• [Written problem]
Could you repeat the records below exactly, leaving out any pictures?
[Begin]
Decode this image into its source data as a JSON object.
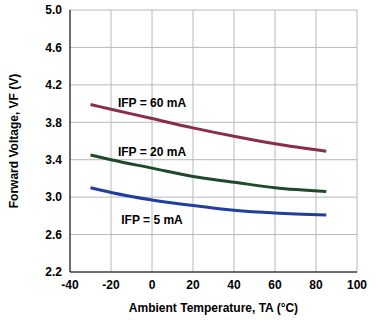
{
  "chart_data": {
    "type": "line",
    "x_label": "Ambient Temperature, TA (°C)",
    "y_label": "Forward Voltage, VF (V)",
    "x": [
      -30,
      -20,
      0,
      20,
      40,
      60,
      85
    ],
    "series": [
      {
        "name": "IFP = 60 mA",
        "color": "#8a2c4c",
        "values": [
          3.99,
          3.94,
          3.84,
          3.74,
          3.65,
          3.57,
          3.49
        ]
      },
      {
        "name": "IFP = 20 mA",
        "color": "#1f4a2a",
        "values": [
          3.45,
          3.4,
          3.31,
          3.22,
          3.16,
          3.1,
          3.06
        ]
      },
      {
        "name": "IFP = 5 mA",
        "color": "#1f3f9e",
        "values": [
          3.1,
          3.05,
          2.97,
          2.91,
          2.86,
          2.83,
          2.81
        ]
      }
    ],
    "xlim": [
      -40,
      100
    ],
    "xticks": [
      -40,
      -20,
      0,
      20,
      40,
      60,
      80,
      100
    ],
    "ylim": [
      2.2,
      5.0
    ],
    "yticks": [
      2.2,
      2.6,
      {
        "value": 3,
        "label": "3.0"
      },
      3.4,
      3.8,
      4.2,
      4.6,
      {
        "value": 5,
        "label": "5.0"
      }
    ],
    "grid": true
  }
}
[End]
• [Result of this exercise]
Decode this image into its source data as a JSON object.
{
  "chart_data": {
    "type": "line",
    "x_label": "Ambient Temperature, TA (°C)",
    "y_label": "Forward Voltage, VF (V)",
    "x": [
      -30,
      -20,
      0,
      20,
      40,
      60,
      85
    ],
    "series": [
      {
        "name": "IFP = 60 mA",
        "color": "#8a2c4c",
        "values": [
          3.99,
          3.94,
          3.84,
          3.74,
          3.65,
          3.57,
          3.49
        ]
      },
      {
        "name": "IFP = 20 mA",
        "color": "#1f4a2a",
        "values": [
          3.45,
          3.4,
          3.31,
          3.22,
          3.16,
          3.1,
          3.06
        ]
      },
      {
        "name": "IFP = 5 mA",
        "color": "#1f3f9e",
        "values": [
          3.1,
          3.05,
          2.97,
          2.91,
          2.86,
          2.83,
          2.81
        ]
      }
    ],
    "xlim": [
      -40,
      100
    ],
    "xticks": [
      -40,
      -20,
      0,
      20,
      40,
      60,
      80,
      100
    ],
    "ylim": [
      2.2,
      5.0
    ],
    "yticks": [
      2.2,
      2.6,
      {
        "value": 3,
        "label": "3.0"
      },
      3.4,
      3.8,
      4.2,
      4.6,
      {
        "value": 5,
        "label": "5.0"
      }
    ],
    "grid": true
  }
}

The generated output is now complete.